_Problem to solve_. Output the material below in full, exactly as it is.

_Supplied data_.
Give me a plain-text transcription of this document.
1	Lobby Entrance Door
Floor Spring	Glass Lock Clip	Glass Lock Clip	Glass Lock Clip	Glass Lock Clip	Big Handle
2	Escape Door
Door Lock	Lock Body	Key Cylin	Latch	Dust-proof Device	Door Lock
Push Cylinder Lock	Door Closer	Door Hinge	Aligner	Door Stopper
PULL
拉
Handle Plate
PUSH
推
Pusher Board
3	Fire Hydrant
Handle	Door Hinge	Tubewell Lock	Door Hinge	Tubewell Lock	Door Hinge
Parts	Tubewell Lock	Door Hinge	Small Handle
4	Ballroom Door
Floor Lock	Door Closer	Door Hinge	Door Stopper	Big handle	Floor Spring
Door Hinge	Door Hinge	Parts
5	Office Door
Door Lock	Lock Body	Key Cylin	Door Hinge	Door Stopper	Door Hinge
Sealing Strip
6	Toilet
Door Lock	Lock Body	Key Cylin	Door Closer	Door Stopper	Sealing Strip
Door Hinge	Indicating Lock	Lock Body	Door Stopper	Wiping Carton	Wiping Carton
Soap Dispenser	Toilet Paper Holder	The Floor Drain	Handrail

_Solution to this task_.
Give me a plain-text transcription of this document.
1	Lobby Entrance Door
Floor Spring	Glass Lock Clip	Glass Lock Clip	Glass Lock Clip	Glass Lock Clip	Big Handle
2	Escape Door
Door Lock	Lock Body	Key Cylin	Latch	Dust-proof Device	Door Lock
Push Cylinder Lock	Door Closer	Door Hinge	Aligner	Door Stopper
PULL
拉
Handle Plate
PUSH
推
Pusher Board
3	Fire Hydrant
Handle	Door Hinge	Tubewell Lock	Door Hinge	Tubewell Lock	Door Hinge
Parts	Tubewell Lock	Door Hinge	Small Handle
4	Ballroom Door
Floor Lock	Door Closer	Door Hinge	Door Stopper	Big handle	Floor Spring
Door Hinge	Door Hinge	Parts
5	Office Door
Door Lock	Lock Body	Key Cylin	Door Hinge	Door Stopper	Door Hinge
Sealing Strip
6	Toilet
Door Lock	Lock Body	Key Cylin	Door Closer	Door Stopper	Sealing Strip
Door Hinge	Indicating Lock	Lock Body	Door Stopper	Wiping Carton	Wiping Carton
Soap Dispenser	Toilet Paper Holder	The Floor Drain	Handrail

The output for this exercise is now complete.